OBJETIVO DO EXERCÍCIO:
Reproduza sem alterações o trecho do texto sobre o festival Vodafone Paredes de Coura que começa em “Com uma mão” e prossegue até “um bom concerto.”, inclusive.

Com uma mão cheia de EPs “home made” e a peculiaridade do vocalista Vladislav Parshin (quem não viu ali Ian Curtis?) os Motorama são a verdadeira banda independente e mesmo não tendo proporcionado grande movimento – em palco ou fora dele – ofereceram um bom concerto.

Este mesmo palco ainda receberia mais sons tépidos com os texanos Cigarettes After Sex, que não conseguiu encher a alma a um público que estando no último dia do festival queria dar tudo. No entanto, são uma banda a ter em consideração para audições mais cuidadas e que reforçam o papel do Vodafone Paredes de Coura como espaço para o conhecimento de novos grupos.

A energia que faltou no palco secundário foi, no entanto, produzida em doses alargadas por The Tallest Man On Earth (e até Quim Barreiros assistiu ao concerto!) que ainda não há muito tempo esgotou a Aula Magna em Lisboa. O sueco (que na verdade não é assim tão alto) teve o condão de com a sua competente banda ou sem ela – na verdade muitas vezes sozinho em palco com a sua guitarra – derreter a imensa plateia que o acolheu nas margens do Coura.

DADOS PARA REVISÃO:
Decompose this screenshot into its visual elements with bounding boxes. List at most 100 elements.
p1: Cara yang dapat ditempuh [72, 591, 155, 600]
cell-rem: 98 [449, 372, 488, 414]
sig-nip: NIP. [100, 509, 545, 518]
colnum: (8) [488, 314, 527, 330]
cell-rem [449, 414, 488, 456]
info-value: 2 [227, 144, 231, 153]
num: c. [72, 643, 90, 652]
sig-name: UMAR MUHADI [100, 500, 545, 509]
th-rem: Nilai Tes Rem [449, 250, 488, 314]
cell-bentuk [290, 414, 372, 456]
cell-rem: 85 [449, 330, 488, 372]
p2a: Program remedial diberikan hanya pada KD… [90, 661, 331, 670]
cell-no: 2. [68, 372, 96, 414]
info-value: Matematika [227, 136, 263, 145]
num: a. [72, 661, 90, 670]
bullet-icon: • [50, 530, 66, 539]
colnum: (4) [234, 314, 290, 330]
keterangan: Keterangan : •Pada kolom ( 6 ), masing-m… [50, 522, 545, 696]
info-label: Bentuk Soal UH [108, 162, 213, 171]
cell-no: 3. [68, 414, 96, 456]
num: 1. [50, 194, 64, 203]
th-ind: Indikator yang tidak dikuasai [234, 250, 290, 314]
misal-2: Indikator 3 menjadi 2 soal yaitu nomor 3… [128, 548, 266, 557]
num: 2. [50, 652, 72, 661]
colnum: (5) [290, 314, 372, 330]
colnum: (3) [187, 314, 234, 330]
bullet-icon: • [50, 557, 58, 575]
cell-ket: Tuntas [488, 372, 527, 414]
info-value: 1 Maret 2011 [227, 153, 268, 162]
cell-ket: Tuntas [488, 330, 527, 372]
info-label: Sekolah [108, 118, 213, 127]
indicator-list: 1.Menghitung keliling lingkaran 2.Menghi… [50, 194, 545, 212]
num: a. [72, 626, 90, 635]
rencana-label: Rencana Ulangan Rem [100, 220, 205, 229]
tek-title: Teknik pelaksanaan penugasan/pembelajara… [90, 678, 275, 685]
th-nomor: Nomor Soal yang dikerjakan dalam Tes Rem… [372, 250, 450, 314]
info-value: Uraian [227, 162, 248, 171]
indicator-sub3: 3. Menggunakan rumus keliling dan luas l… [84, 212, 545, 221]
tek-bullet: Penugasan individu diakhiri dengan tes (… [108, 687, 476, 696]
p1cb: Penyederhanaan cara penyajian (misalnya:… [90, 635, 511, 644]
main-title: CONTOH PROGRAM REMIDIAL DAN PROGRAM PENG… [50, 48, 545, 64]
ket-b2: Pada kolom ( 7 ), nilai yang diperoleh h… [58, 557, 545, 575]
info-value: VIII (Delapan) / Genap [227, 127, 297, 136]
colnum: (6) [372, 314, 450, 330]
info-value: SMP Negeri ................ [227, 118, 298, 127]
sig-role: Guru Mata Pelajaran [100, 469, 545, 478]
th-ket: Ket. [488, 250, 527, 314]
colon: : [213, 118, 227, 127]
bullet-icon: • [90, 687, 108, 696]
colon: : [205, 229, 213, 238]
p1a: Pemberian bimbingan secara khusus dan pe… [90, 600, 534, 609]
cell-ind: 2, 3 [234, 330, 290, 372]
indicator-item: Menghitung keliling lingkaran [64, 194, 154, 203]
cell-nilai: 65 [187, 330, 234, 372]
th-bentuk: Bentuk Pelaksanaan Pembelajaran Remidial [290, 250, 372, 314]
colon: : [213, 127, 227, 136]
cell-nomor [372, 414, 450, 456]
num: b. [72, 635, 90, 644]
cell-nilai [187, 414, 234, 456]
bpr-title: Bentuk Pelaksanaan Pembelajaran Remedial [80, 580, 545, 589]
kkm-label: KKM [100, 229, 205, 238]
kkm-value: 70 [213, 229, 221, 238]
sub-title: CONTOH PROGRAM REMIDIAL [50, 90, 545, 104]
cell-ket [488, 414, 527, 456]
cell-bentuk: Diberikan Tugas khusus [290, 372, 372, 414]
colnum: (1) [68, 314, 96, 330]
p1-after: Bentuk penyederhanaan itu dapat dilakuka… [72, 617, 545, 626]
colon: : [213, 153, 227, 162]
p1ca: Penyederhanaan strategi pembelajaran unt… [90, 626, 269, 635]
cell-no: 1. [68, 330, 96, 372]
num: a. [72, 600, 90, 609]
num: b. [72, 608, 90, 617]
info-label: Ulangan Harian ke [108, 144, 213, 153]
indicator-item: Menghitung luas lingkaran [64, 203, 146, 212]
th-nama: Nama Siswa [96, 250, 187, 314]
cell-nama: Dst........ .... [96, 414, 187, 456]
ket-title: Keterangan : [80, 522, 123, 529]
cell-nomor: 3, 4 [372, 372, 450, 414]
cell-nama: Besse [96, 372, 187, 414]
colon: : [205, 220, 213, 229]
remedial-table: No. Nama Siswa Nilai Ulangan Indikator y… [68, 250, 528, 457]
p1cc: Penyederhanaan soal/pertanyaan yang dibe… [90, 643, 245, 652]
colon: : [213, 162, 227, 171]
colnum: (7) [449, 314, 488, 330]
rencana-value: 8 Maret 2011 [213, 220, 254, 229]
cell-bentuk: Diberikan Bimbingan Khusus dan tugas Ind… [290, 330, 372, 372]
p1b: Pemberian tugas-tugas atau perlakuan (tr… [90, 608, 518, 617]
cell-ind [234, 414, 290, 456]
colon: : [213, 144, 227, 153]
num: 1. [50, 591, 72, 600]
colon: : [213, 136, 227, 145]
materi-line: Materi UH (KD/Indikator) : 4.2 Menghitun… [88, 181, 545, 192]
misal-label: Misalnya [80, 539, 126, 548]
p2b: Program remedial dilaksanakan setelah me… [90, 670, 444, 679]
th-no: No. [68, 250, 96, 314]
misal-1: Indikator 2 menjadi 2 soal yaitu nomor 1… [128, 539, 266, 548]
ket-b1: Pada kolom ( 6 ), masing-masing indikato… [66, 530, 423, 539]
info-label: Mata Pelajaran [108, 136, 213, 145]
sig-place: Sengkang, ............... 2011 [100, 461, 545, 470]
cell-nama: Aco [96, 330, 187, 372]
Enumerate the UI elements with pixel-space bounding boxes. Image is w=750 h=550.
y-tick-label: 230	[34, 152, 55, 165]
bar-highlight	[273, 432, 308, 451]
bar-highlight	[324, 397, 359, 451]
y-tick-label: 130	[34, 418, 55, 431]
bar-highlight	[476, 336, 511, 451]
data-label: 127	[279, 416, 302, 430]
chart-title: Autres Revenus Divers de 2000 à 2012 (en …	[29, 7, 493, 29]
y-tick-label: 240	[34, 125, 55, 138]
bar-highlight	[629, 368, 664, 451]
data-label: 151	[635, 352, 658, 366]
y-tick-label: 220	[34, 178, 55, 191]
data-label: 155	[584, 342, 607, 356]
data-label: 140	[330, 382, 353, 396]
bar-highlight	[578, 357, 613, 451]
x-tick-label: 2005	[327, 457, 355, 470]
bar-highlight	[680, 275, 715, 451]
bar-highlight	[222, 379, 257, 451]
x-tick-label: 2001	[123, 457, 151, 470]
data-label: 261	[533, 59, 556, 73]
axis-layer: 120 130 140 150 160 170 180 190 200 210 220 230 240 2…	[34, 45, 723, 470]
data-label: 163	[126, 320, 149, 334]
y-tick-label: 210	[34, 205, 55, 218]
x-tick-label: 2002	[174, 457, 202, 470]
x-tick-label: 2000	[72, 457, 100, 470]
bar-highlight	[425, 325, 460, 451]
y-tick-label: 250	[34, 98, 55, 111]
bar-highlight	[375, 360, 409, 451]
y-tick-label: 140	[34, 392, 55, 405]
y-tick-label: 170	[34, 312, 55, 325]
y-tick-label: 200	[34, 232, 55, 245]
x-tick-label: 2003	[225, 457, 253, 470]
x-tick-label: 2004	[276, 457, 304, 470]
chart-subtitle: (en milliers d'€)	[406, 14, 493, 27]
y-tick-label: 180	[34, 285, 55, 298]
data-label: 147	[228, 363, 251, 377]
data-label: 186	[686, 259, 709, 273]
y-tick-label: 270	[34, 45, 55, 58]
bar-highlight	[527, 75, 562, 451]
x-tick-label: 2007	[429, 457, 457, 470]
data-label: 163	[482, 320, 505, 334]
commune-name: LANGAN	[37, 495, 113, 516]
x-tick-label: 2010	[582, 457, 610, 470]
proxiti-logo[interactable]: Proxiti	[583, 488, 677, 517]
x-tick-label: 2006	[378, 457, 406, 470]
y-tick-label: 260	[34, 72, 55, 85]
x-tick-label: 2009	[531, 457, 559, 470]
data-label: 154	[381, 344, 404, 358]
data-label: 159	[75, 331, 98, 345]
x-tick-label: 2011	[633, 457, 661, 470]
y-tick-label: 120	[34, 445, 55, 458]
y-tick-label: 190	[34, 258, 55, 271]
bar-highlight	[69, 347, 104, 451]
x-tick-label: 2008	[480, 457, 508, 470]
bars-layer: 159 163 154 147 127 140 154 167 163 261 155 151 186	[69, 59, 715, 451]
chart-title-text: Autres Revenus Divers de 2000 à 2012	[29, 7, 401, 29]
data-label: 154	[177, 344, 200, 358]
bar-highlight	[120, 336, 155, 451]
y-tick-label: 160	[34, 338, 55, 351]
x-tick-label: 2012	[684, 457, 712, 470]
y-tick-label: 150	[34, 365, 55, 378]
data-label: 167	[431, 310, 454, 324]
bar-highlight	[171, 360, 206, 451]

RESULTADO DA TAREFA:
Com uma mão cheia de EPs “home made” e a peculiaridade do vocalista Vladislav Parshin (quem não viu ali Ian Curtis?) os Motorama são a verdadeira banda independente e mesmo não tendo proporcionado grande movimento – em palco ou fora dele – ofereceram um bom concerto.